- Written instruction -
Please rewrite the entries below with every "x-tick-label" swapped for "x-axis-label", leaving everything else unchanged.

- Data -
* start *

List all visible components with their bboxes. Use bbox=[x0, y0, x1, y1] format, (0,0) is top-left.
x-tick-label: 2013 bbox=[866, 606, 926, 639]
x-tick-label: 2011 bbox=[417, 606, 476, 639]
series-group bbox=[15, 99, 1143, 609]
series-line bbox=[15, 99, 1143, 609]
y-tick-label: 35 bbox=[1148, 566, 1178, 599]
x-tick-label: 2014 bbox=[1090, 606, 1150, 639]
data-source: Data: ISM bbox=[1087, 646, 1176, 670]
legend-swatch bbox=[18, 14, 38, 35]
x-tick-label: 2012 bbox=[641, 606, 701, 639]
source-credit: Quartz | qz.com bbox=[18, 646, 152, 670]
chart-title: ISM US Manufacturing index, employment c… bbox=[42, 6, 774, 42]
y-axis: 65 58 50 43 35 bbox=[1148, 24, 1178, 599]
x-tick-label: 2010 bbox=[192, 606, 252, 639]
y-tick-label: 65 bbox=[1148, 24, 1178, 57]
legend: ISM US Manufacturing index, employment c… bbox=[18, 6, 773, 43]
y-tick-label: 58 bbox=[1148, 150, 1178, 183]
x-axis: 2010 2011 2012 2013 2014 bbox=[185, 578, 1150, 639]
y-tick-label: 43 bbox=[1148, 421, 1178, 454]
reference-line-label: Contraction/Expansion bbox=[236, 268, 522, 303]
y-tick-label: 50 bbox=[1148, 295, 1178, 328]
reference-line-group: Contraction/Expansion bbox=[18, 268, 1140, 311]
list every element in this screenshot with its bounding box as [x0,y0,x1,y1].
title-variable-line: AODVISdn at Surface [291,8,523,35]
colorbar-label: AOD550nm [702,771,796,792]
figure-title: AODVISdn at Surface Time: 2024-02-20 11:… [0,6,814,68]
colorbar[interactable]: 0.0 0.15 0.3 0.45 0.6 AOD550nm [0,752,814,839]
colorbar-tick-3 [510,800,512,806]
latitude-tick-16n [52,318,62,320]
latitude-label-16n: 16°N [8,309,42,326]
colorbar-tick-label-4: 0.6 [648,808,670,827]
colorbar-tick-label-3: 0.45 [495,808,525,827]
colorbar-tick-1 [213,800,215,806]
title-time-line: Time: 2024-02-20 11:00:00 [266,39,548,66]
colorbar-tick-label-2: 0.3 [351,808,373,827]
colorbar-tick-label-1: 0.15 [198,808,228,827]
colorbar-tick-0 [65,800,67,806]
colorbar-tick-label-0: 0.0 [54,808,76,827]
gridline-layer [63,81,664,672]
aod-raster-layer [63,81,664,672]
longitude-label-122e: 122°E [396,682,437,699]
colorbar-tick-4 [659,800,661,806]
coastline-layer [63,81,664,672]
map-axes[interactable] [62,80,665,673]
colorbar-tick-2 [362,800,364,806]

* end *

- Complete output -
List all visible components with their bboxes. Use bbox=[x0, y0, x1, y1] format, (0,0) is top-left.
x-axis-label: 2013 bbox=[866, 606, 926, 639]
x-axis-label: 2011 bbox=[417, 606, 476, 639]
series-group bbox=[15, 99, 1143, 609]
series-line bbox=[15, 99, 1143, 609]
y-tick-label: 35 bbox=[1148, 566, 1178, 599]
x-axis-label: 2014 bbox=[1090, 606, 1150, 639]
data-source: Data: ISM bbox=[1087, 646, 1176, 670]
legend-swatch bbox=[18, 14, 38, 35]
x-axis-label: 2012 bbox=[641, 606, 701, 639]
source-credit: Quartz | qz.com bbox=[18, 646, 152, 670]
chart-title: ISM US Manufacturing index, employment c… bbox=[42, 6, 774, 42]
y-axis: 65 58 50 43 35 bbox=[1148, 24, 1178, 599]
x-axis-label: 2010 bbox=[192, 606, 252, 639]
y-tick-label: 65 bbox=[1148, 24, 1178, 57]
legend: ISM US Manufacturing index, employment c… bbox=[18, 6, 773, 43]
y-tick-label: 58 bbox=[1148, 150, 1178, 183]
x-axis: 2010 2011 2012 2013 2014 bbox=[185, 578, 1150, 639]
y-tick-label: 43 bbox=[1148, 421, 1178, 454]
reference-line-label: Contraction/Expansion bbox=[236, 268, 522, 303]
y-tick-label: 50 bbox=[1148, 295, 1178, 328]
reference-line-group: Contraction/Expansion bbox=[18, 268, 1140, 311]
list every element in this screenshot with its bounding box as [x0,y0,x1,y1].
title-variable-line: AODVISdn at Surface [291,8,523,35]
colorbar-label: AOD550nm [702,771,796,792]
figure-title: AODVISdn at Surface Time: 2024-02-20 11:… [0,6,814,68]
colorbar[interactable]: 0.0 0.15 0.3 0.45 0.6 AOD550nm [0,752,814,839]
colorbar-tick-3 [510,800,512,806]
latitude-tick-16n [52,318,62,320]
latitude-label-16n: 16°N [8,309,42,326]
colorbar-tick-label-4: 0.6 [648,808,670,827]
colorbar-tick-label-3: 0.45 [495,808,525,827]
colorbar-tick-1 [213,800,215,806]
title-time-line: Time: 2024-02-20 11:00:00 [266,39,548,66]
colorbar-tick-label-2: 0.3 [351,808,373,827]
colorbar-tick-label-1: 0.15 [198,808,228,827]
colorbar-tick-0 [65,800,67,806]
colorbar-tick-label-0: 0.0 [54,808,76,827]
gridline-layer [63,81,664,672]
aod-raster-layer [63,81,664,672]
longitude-label-122e: 122°E [396,682,437,699]
colorbar-tick-4 [659,800,661,806]
coastline-layer [63,81,664,672]
map-axes[interactable] [62,80,665,673]
colorbar-tick-2 [362,800,364,806]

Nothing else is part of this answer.